Figure contents as structured data:
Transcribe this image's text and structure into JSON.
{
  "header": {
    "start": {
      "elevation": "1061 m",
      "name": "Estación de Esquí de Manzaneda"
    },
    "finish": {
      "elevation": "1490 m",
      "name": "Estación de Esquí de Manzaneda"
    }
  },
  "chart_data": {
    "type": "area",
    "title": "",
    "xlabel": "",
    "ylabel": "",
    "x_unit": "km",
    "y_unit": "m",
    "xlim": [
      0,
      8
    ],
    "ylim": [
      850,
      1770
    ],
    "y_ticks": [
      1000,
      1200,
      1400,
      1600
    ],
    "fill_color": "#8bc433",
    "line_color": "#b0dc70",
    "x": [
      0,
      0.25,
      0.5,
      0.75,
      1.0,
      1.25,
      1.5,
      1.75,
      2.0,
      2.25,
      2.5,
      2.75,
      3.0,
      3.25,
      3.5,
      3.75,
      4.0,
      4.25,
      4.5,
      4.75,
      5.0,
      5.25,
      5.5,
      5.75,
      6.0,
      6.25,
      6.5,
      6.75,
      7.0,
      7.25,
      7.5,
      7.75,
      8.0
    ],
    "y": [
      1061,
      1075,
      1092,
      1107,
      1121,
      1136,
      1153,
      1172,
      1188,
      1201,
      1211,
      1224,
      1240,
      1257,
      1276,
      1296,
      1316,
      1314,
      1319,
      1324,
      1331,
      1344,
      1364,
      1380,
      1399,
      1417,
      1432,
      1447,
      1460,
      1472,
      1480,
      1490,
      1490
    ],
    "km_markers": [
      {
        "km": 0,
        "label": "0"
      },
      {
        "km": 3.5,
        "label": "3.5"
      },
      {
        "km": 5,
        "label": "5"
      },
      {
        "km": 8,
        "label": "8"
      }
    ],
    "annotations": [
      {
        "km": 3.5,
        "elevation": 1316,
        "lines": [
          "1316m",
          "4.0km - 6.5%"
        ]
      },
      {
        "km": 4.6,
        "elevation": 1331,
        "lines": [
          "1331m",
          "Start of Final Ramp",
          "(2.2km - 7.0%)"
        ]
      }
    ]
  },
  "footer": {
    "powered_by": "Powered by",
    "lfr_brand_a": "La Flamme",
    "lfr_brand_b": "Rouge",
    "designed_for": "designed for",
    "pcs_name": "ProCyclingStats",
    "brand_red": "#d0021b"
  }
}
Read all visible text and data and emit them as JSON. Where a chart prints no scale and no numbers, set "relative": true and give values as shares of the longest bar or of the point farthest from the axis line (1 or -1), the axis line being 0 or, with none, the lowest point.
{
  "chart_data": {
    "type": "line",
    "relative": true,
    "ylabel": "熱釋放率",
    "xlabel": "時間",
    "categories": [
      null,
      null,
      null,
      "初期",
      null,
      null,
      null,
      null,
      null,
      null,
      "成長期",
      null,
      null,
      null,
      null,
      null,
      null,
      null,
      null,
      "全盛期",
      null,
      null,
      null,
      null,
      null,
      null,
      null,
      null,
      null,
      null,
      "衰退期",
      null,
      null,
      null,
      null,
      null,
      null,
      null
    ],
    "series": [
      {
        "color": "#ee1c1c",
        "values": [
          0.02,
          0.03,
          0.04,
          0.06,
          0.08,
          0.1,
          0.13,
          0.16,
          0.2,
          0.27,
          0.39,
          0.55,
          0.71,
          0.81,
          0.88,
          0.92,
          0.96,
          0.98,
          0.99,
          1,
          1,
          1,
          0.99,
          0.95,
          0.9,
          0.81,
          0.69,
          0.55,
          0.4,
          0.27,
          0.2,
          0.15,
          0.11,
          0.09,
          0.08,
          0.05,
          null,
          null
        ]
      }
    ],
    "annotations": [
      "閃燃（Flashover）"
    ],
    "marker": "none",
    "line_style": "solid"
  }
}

**WHAT TO DO:** Look through the records and gather each line with the word "text".

**TASK RESPONSE:**
Transcribe this image's text and structure into JSON.
Read all visible text and data and emit them as JSON. Where a chart prints no scale and no numbers, set "relative": true and give values as shares of the longest bar or of the point farthest from the axis line (1 or -1), the axis line being 0 or, with none, the lowest point.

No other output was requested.